# EXERCISE GOAL
In the records below, locate the line containing "What's the underlying", then extract it and all following lines exactly, ending with the last line.

# Rows from a dataset
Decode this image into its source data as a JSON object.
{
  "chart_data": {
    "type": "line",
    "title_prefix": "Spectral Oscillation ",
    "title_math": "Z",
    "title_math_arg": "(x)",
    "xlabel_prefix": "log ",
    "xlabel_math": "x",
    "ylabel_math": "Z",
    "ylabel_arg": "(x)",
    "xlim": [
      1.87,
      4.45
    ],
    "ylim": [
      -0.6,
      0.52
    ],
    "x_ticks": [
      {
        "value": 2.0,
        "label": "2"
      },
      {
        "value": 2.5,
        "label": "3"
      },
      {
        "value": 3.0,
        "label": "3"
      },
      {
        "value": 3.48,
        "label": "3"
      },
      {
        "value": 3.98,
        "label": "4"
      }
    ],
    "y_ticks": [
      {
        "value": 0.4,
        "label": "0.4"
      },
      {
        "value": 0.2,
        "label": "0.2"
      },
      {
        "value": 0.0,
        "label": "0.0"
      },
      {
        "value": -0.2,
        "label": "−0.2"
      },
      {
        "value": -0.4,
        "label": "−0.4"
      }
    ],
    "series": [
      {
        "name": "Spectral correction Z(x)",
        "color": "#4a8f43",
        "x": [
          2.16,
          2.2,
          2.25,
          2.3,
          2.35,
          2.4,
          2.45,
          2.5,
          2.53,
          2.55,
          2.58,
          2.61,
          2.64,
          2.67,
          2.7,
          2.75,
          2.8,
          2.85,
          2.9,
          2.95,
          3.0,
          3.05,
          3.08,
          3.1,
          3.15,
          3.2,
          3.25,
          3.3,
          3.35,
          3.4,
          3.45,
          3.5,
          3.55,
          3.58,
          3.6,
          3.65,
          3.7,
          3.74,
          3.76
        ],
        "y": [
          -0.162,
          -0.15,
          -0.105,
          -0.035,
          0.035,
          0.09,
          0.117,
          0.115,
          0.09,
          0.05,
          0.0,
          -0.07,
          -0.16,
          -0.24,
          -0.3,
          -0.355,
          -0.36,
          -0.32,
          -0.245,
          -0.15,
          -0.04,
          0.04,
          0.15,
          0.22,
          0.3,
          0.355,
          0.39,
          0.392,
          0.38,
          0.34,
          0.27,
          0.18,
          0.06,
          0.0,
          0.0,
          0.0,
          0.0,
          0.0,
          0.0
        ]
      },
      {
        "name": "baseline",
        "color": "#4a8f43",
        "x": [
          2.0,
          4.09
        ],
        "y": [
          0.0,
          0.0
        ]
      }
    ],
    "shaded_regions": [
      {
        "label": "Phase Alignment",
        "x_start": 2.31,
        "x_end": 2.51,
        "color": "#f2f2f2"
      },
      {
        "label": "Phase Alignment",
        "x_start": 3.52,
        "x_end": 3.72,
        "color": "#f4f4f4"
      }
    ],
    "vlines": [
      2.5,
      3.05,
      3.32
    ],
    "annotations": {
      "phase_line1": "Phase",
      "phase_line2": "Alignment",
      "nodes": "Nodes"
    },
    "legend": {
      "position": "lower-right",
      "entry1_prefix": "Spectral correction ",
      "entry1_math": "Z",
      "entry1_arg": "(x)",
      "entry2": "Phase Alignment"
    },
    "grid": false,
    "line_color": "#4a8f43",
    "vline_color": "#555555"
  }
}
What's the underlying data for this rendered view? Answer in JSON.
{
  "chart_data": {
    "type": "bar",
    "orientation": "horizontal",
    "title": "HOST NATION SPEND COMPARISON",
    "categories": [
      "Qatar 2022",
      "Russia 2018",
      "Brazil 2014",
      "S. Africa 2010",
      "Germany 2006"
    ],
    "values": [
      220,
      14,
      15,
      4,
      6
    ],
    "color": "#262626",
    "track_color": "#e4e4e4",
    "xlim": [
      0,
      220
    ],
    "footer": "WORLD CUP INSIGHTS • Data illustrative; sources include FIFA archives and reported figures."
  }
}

# ANSWER TO THE EXERCISE
What's the underlying data for this rendered view? Answer in JSON.
{
  "chart_data": {
    "type": "bar",
    "orientation": "horizontal",
    "title": "HOST NATION SPEND COMPARISON",
    "categories": [
      "Qatar 2022",
      "Russia 2018",
      "Brazil 2014",
      "S. Africa 2010",
      "Germany 2006"
    ],
    "values": [
      220,
      14,
      15,
      4,
      6
    ],
    "color": "#262626",
    "track_color": "#e4e4e4",
    "xlim": [
      0,
      220
    ],
    "footer": "WORLD CUP INSIGHTS • Data illustrative; sources include FIFA archives and reported figures."
  }
}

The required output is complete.